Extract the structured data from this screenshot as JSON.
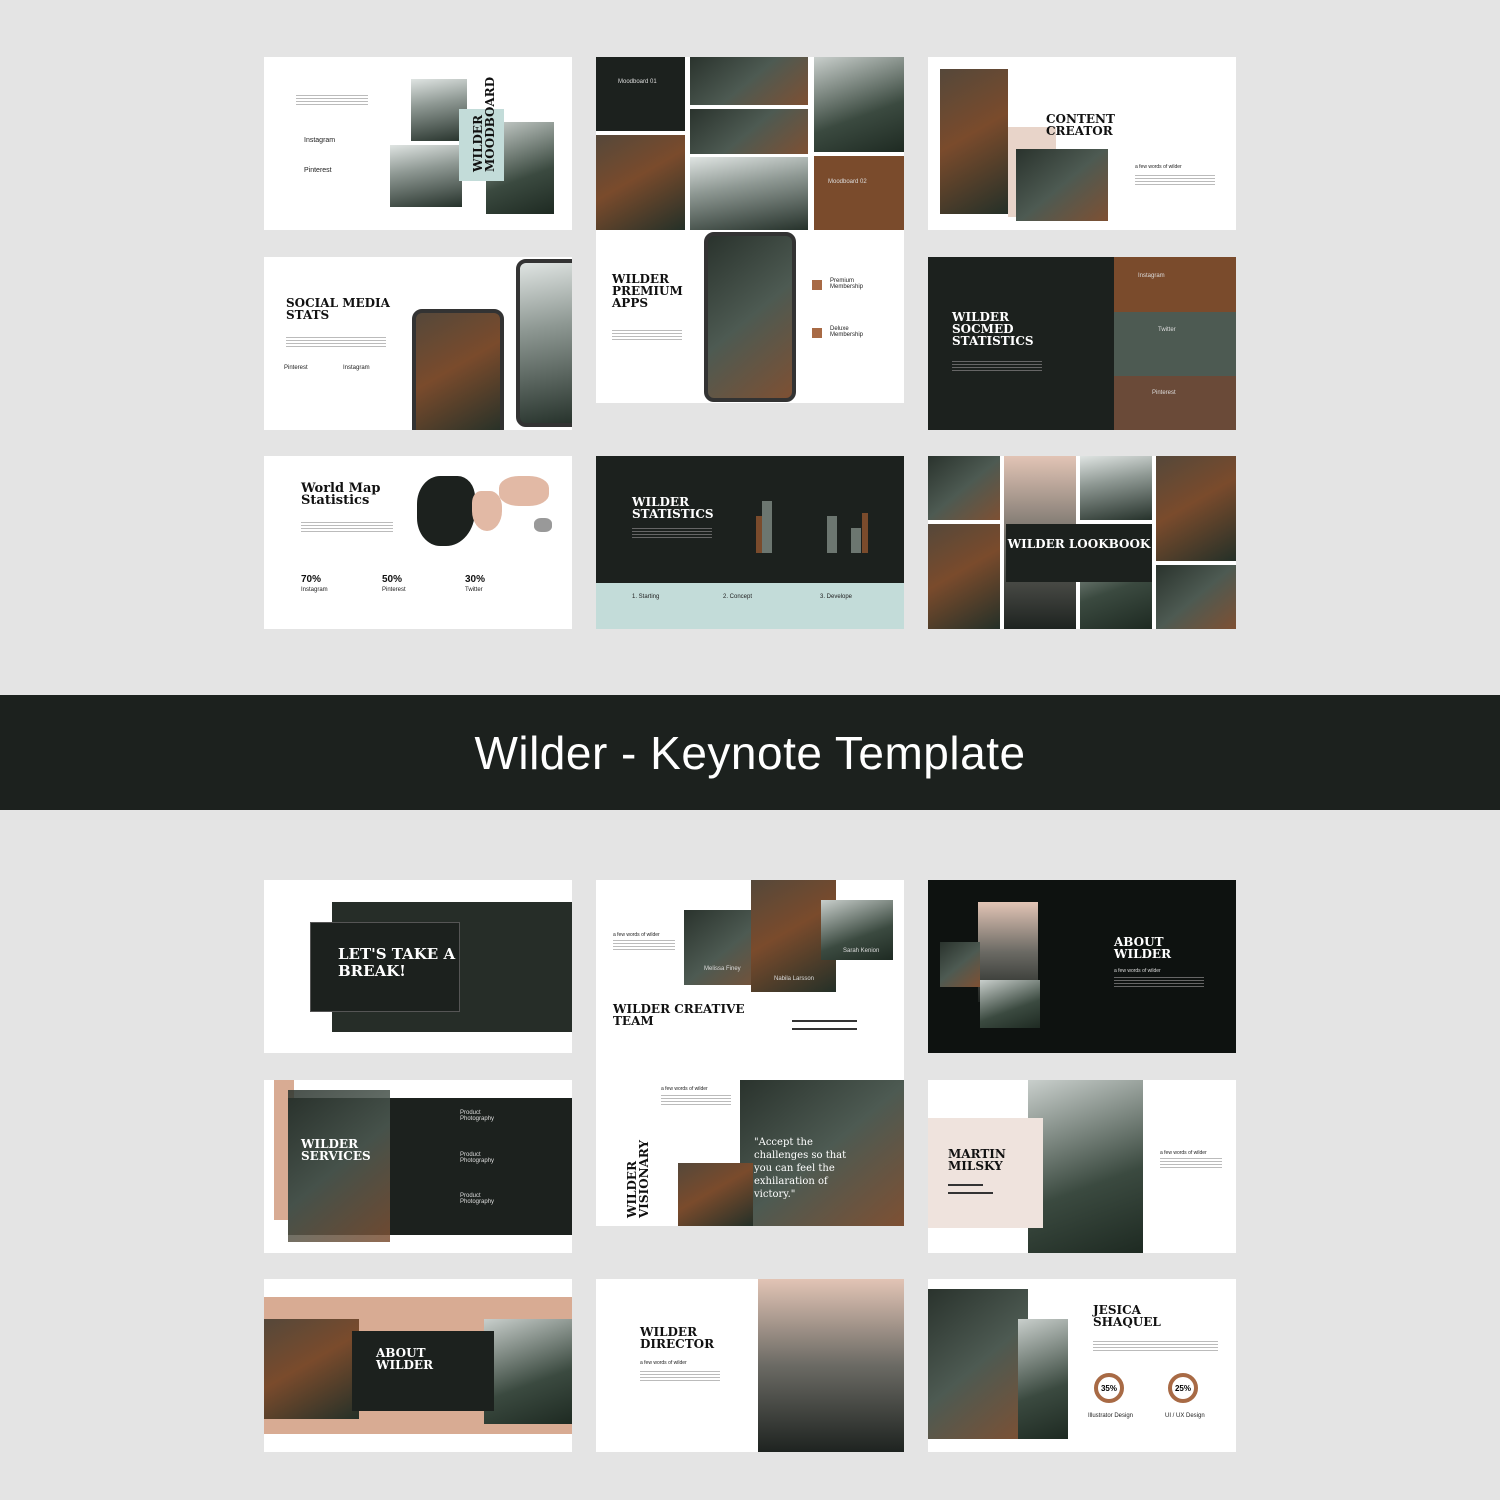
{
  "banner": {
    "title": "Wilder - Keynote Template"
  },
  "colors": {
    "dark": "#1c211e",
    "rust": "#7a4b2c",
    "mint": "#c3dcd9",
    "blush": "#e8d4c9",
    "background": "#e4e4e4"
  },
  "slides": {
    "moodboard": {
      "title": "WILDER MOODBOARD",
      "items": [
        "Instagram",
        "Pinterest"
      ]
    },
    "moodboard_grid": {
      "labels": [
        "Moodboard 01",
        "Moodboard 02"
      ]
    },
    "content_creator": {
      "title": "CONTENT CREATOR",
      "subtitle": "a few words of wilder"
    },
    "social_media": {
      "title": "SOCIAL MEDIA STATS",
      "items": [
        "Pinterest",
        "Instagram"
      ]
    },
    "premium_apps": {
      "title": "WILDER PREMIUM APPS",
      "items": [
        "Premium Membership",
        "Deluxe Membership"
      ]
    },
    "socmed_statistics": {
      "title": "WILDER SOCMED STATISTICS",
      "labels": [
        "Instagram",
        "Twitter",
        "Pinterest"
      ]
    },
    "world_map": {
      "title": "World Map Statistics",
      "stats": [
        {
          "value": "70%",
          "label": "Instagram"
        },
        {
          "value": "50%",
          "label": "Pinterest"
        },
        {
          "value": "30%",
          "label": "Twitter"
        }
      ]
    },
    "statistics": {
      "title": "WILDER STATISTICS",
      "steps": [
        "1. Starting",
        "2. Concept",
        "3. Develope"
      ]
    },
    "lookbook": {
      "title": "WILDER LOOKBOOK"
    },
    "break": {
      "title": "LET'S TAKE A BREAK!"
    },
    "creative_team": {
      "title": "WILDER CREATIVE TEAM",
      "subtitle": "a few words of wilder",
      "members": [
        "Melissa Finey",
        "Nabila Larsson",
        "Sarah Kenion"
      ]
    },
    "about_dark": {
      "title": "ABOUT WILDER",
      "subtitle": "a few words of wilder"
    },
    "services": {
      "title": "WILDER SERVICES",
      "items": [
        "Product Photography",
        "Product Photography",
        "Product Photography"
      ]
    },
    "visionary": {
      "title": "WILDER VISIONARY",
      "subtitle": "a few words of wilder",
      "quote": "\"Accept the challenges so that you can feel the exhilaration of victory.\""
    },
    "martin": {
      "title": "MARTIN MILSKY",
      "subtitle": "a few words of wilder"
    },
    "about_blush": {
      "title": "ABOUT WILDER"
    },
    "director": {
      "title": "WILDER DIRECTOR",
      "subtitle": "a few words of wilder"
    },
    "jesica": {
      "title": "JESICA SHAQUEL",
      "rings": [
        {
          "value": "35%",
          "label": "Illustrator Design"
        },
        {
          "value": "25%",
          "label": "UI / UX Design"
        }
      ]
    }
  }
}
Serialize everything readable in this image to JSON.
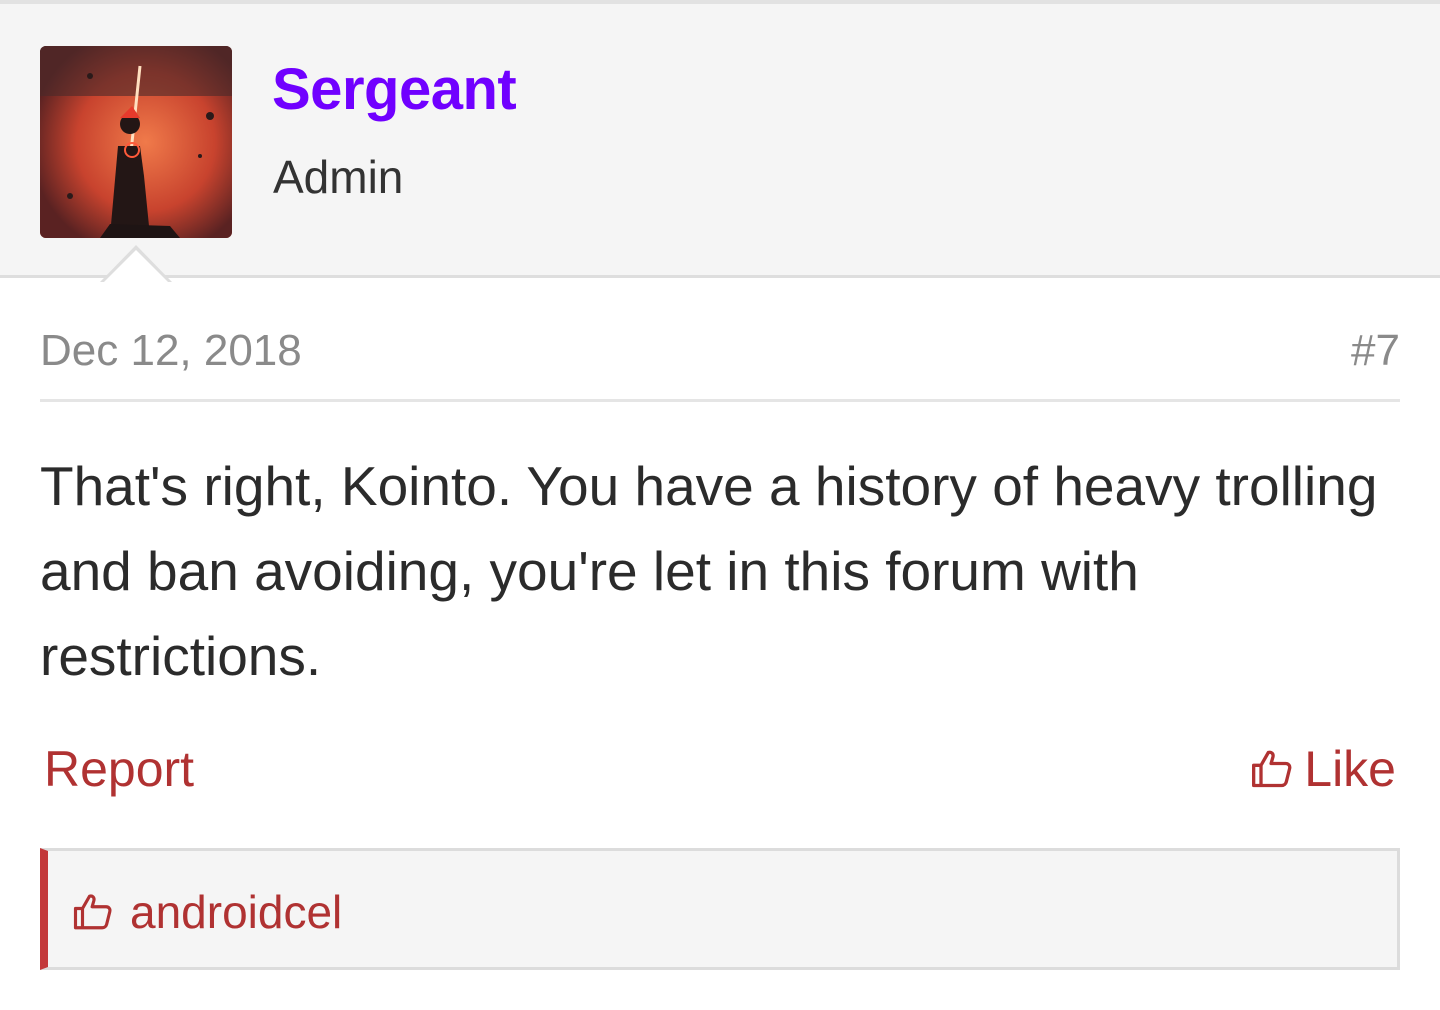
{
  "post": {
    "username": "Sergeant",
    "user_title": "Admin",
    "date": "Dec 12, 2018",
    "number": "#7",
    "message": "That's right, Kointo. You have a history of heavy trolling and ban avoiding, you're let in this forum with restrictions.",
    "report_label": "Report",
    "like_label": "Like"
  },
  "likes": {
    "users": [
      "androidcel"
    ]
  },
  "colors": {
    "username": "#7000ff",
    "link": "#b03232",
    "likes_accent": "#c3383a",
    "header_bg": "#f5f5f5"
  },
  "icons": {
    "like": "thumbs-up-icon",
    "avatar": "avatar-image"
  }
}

- _Your objective_
All of the lines above should be printed exactly, minus the pictures.

- _Full response_
Extract the structured data from this screenshot as JSON.
{
  "banner": {
    "title": "Wilder - Keynote Template"
  },
  "colors": {
    "dark": "#1c211e",
    "rust": "#7a4b2c",
    "mint": "#c3dcd9",
    "blush": "#e8d4c9",
    "background": "#e4e4e4"
  },
  "slides": {
    "moodboard": {
      "title": "WILDER MOODBOARD",
      "items": [
        "Instagram",
        "Pinterest"
      ]
    },
    "moodboard_grid": {
      "labels": [
        "Moodboard 01",
        "Moodboard 02"
      ]
    },
    "content_creator": {
      "title": "CONTENT CREATOR",
      "subtitle": "a few words of wilder"
    },
    "social_media": {
      "title": "SOCIAL MEDIA STATS",
      "items": [
        "Pinterest",
        "Instagram"
      ]
    },
    "premium_apps": {
      "title": "WILDER PREMIUM APPS",
      "items": [
        "Premium Membership",
        "Deluxe Membership"
      ]
    },
    "socmed_statistics": {
      "title": "WILDER SOCMED STATISTICS",
      "labels": [
        "Instagram",
        "Twitter",
        "Pinterest"
      ]
    },
    "world_map": {
      "title": "World Map Statistics",
      "stats": [
        {
          "value": "70%",
          "label": "Instagram"
        },
        {
          "value": "50%",
          "label": "Pinterest"
        },
        {
          "value": "30%",
          "label": "Twitter"
        }
      ]
    },
    "statistics": {
      "title": "WILDER STATISTICS",
      "steps": [
        "1. Starting",
        "2. Concept",
        "3. Develope"
      ]
    },
    "lookbook": {
      "title": "WILDER LOOKBOOK"
    },
    "break": {
      "title": "LET'S TAKE A BREAK!"
    },
    "creative_team": {
      "title": "WILDER CREATIVE TEAM",
      "subtitle": "a few words of wilder",
      "members": [
        "Melissa Finey",
        "Nabila Larsson",
        "Sarah Kenion"
      ]
    },
    "about_dark": {
      "title": "ABOUT WILDER",
      "subtitle": "a few words of wilder"
    },
    "services": {
      "title": "WILDER SERVICES",
      "items": [
        "Product Photography",
        "Product Photography",
        "Product Photography"
      ]
    },
    "visionary": {
      "title": "WILDER VISIONARY",
      "subtitle": "a few words of wilder",
      "quote": "\"Accept the challenges so that you can feel the exhilaration of victory.\""
    },
    "martin": {
      "title": "MARTIN MILSKY",
      "subtitle": "a few words of wilder"
    },
    "about_blush": {
      "title": "ABOUT WILDER"
    },
    "director": {
      "title": "WILDER DIRECTOR",
      "subtitle": "a few words of wilder"
    },
    "jesica": {
      "title": "JESICA SHAQUEL",
      "rings": [
        {
          "value": "35%",
          "label": "Illustrator Design"
        },
        {
          "value": "25%",
          "label": "UI / UX Design"
        }
      ]
    }
  }
}
Serialize everything readable in this image to JSON.
{
  "post": {
    "username": "Sergeant",
    "user_title": "Admin",
    "date": "Dec 12, 2018",
    "number": "#7",
    "message": "That's right, Kointo. You have a history of heavy trolling and ban avoiding, you're let in this forum with restrictions.",
    "report_label": "Report",
    "like_label": "Like"
  },
  "likes": {
    "users": [
      "androidcel"
    ]
  },
  "colors": {
    "username": "#7000ff",
    "link": "#b03232",
    "likes_accent": "#c3383a",
    "header_bg": "#f5f5f5"
  },
  "icons": {
    "like": "thumbs-up-icon",
    "avatar": "avatar-image"
  }
}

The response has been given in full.